REQUEST
Repeat each entry as written, dropping any picture you find.

+++ SUPPLIED RECORDS +++

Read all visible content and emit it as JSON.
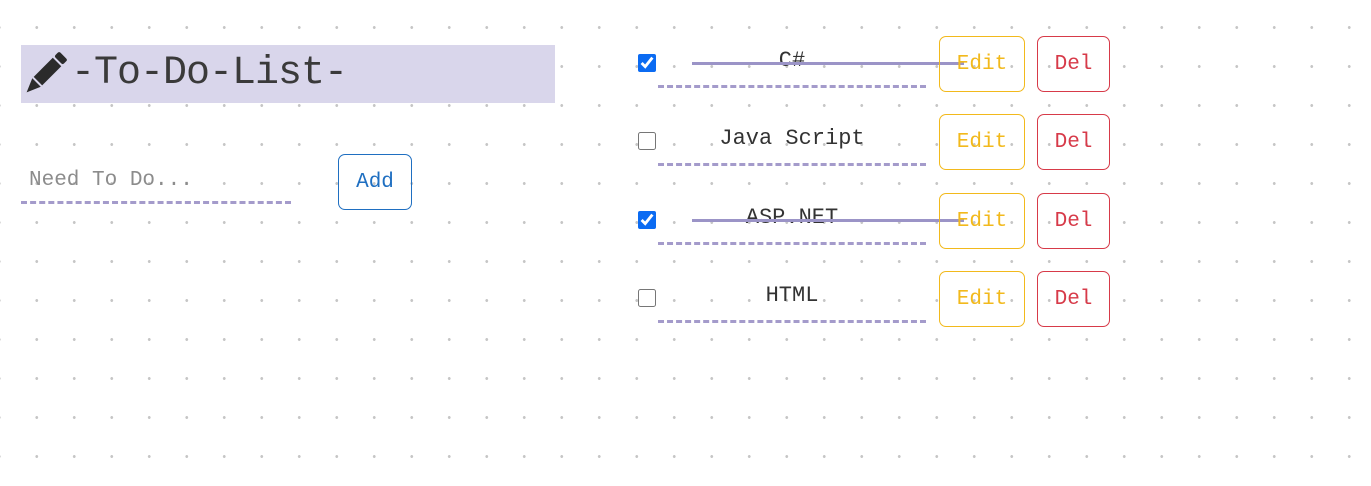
{
  "header": {
    "title": "-To-Do-List-",
    "icon": "pencil-icon"
  },
  "form": {
    "input_placeholder": "Need To Do...",
    "input_value": "",
    "add_label": "Add"
  },
  "tasks": [
    {
      "text": "C#",
      "done": true,
      "edit_label": "Edit",
      "del_label": "Del"
    },
    {
      "text": "Java Script",
      "done": false,
      "edit_label": "Edit",
      "del_label": "Del"
    },
    {
      "text": "ASP.NET",
      "done": true,
      "edit_label": "Edit",
      "del_label": "Del"
    },
    {
      "text": "HTML",
      "done": false,
      "edit_label": "Edit",
      "del_label": "Del"
    }
  ],
  "colors": {
    "header_bg": "#d9d6eb",
    "underline": "#a49bcb",
    "add": "#1f6fc1",
    "edit": "#f2b91c",
    "del": "#d73a49",
    "check": "#0b6bf2"
  }
}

+++

SOLVED PROBLEM
Read all visible content and emit it as JSON.
{
  "header": {
    "title": "-To-Do-List-",
    "icon": "pencil-icon"
  },
  "form": {
    "input_placeholder": "Need To Do...",
    "input_value": "",
    "add_label": "Add"
  },
  "tasks": [
    {
      "text": "C#",
      "done": true,
      "edit_label": "Edit",
      "del_label": "Del"
    },
    {
      "text": "Java Script",
      "done": false,
      "edit_label": "Edit",
      "del_label": "Del"
    },
    {
      "text": "ASP.NET",
      "done": true,
      "edit_label": "Edit",
      "del_label": "Del"
    },
    {
      "text": "HTML",
      "done": false,
      "edit_label": "Edit",
      "del_label": "Del"
    }
  ],
  "colors": {
    "header_bg": "#d9d6eb",
    "underline": "#a49bcb",
    "add": "#1f6fc1",
    "edit": "#f2b91c",
    "del": "#d73a49",
    "check": "#0b6bf2"
  }
}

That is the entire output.